**Material for this task**
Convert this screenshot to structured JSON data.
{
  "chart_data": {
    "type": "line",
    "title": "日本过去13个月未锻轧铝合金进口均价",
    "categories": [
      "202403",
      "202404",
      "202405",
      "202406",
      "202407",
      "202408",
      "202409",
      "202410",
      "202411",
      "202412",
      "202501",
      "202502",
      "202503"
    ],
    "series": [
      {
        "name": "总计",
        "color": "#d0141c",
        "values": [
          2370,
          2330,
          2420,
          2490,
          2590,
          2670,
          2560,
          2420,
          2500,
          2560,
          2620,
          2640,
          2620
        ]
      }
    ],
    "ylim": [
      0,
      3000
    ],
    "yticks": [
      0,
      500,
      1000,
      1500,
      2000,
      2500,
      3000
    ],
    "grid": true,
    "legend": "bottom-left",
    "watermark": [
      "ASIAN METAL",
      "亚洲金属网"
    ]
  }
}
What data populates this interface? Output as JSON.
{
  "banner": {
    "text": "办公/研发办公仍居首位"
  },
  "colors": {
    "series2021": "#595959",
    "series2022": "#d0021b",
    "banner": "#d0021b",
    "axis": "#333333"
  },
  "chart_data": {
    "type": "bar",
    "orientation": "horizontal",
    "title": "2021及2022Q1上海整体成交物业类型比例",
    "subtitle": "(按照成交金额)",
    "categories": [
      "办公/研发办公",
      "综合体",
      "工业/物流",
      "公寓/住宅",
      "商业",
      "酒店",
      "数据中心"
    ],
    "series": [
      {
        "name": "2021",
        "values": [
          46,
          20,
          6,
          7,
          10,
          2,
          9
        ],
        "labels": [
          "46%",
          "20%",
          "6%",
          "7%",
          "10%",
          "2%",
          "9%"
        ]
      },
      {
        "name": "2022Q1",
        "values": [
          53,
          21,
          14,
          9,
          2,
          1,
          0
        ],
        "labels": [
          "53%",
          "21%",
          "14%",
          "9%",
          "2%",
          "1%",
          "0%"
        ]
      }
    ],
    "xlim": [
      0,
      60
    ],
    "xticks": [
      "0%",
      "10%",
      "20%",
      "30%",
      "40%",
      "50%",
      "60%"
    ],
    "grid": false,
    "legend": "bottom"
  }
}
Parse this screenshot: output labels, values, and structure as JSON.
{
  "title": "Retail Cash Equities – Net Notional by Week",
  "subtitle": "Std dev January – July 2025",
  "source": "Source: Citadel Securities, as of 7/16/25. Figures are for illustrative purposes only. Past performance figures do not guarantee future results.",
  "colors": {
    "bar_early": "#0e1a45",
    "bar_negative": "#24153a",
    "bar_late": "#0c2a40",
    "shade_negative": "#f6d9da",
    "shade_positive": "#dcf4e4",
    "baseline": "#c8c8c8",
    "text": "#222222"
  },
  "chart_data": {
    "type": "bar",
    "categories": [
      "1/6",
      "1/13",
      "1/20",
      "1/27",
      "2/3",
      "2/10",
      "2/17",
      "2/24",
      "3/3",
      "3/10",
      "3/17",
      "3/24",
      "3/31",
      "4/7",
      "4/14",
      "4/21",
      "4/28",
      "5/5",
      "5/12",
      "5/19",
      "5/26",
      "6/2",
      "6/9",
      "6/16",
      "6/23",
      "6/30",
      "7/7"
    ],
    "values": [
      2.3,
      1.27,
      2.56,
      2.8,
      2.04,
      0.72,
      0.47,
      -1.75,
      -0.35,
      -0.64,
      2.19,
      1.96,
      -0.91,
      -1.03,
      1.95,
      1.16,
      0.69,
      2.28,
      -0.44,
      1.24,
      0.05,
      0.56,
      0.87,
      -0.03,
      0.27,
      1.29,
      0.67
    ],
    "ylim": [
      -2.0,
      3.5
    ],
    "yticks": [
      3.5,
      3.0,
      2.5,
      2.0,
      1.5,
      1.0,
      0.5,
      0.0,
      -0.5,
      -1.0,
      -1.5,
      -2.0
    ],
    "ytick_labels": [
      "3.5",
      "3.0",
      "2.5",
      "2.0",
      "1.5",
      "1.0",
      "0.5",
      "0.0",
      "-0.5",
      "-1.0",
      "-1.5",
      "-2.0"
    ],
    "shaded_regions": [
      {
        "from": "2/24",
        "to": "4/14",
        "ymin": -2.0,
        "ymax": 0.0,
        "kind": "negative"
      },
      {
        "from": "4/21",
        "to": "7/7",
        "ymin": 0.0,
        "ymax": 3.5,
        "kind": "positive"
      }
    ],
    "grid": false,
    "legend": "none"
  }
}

**What needs to be done**
Output all of the material exactly as written.

**Final answer**
Convert this screenshot to structured JSON data.
{
  "chart_data": {
    "type": "line",
    "title": "日本过去13个月未锻轧铝合金进口均价",
    "categories": [
      "202403",
      "202404",
      "202405",
      "202406",
      "202407",
      "202408",
      "202409",
      "202410",
      "202411",
      "202412",
      "202501",
      "202502",
      "202503"
    ],
    "series": [
      {
        "name": "总计",
        "color": "#d0141c",
        "values": [
          2370,
          2330,
          2420,
          2490,
          2590,
          2670,
          2560,
          2420,
          2500,
          2560,
          2620,
          2640,
          2620
        ]
      }
    ],
    "ylim": [
      0,
      3000
    ],
    "yticks": [
      0,
      500,
      1000,
      1500,
      2000,
      2500,
      3000
    ],
    "grid": true,
    "legend": "bottom-left",
    "watermark": [
      "ASIAN METAL",
      "亚洲金属网"
    ]
  }
}
What data populates this interface? Output as JSON.
{
  "banner": {
    "text": "办公/研发办公仍居首位"
  },
  "colors": {
    "series2021": "#595959",
    "series2022": "#d0021b",
    "banner": "#d0021b",
    "axis": "#333333"
  },
  "chart_data": {
    "type": "bar",
    "orientation": "horizontal",
    "title": "2021及2022Q1上海整体成交物业类型比例",
    "subtitle": "(按照成交金额)",
    "categories": [
      "办公/研发办公",
      "综合体",
      "工业/物流",
      "公寓/住宅",
      "商业",
      "酒店",
      "数据中心"
    ],
    "series": [
      {
        "name": "2021",
        "values": [
          46,
          20,
          6,
          7,
          10,
          2,
          9
        ],
        "labels": [
          "46%",
          "20%",
          "6%",
          "7%",
          "10%",
          "2%",
          "9%"
        ]
      },
      {
        "name": "2022Q1",
        "values": [
          53,
          21,
          14,
          9,
          2,
          1,
          0
        ],
        "labels": [
          "53%",
          "21%",
          "14%",
          "9%",
          "2%",
          "1%",
          "0%"
        ]
      }
    ],
    "xlim": [
      0,
      60
    ],
    "xticks": [
      "0%",
      "10%",
      "20%",
      "30%",
      "40%",
      "50%",
      "60%"
    ],
    "grid": false,
    "legend": "bottom"
  }
}
Parse this screenshot: output labels, values, and structure as JSON.
{
  "title": "Retail Cash Equities – Net Notional by Week",
  "subtitle": "Std dev January – July 2025",
  "source": "Source: Citadel Securities, as of 7/16/25. Figures are for illustrative purposes only. Past performance figures do not guarantee future results.",
  "colors": {
    "bar_early": "#0e1a45",
    "bar_negative": "#24153a",
    "bar_late": "#0c2a40",
    "shade_negative": "#f6d9da",
    "shade_positive": "#dcf4e4",
    "baseline": "#c8c8c8",
    "text": "#222222"
  },
  "chart_data": {
    "type": "bar",
    "categories": [
      "1/6",
      "1/13",
      "1/20",
      "1/27",
      "2/3",
      "2/10",
      "2/17",
      "2/24",
      "3/3",
      "3/10",
      "3/17",
      "3/24",
      "3/31",
      "4/7",
      "4/14",
      "4/21",
      "4/28",
      "5/5",
      "5/12",
      "5/19",
      "5/26",
      "6/2",
      "6/9",
      "6/16",
      "6/23",
      "6/30",
      "7/7"
    ],
    "values": [
      2.3,
      1.27,
      2.56,
      2.8,
      2.04,
      0.72,
      0.47,
      -1.75,
      -0.35,
      -0.64,
      2.19,
      1.96,
      -0.91,
      -1.03,
      1.95,
      1.16,
      0.69,
      2.28,
      -0.44,
      1.24,
      0.05,
      0.56,
      0.87,
      -0.03,
      0.27,
      1.29,
      0.67
    ],
    "ylim": [
      -2.0,
      3.5
    ],
    "yticks": [
      3.5,
      3.0,
      2.5,
      2.0,
      1.5,
      1.0,
      0.5,
      0.0,
      -0.5,
      -1.0,
      -1.5,
      -2.0
    ],
    "ytick_labels": [
      "3.5",
      "3.0",
      "2.5",
      "2.0",
      "1.5",
      "1.0",
      "0.5",
      "0.0",
      "-0.5",
      "-1.0",
      "-1.5",
      "-2.0"
    ],
    "shaded_regions": [
      {
        "from": "2/24",
        "to": "4/14",
        "ymin": -2.0,
        "ymax": 0.0,
        "kind": "negative"
      },
      {
        "from": "4/21",
        "to": "7/7",
        "ymin": 0.0,
        "ymax": 3.5,
        "kind": "positive"
      }
    ],
    "grid": false,
    "legend": "none"
  }
}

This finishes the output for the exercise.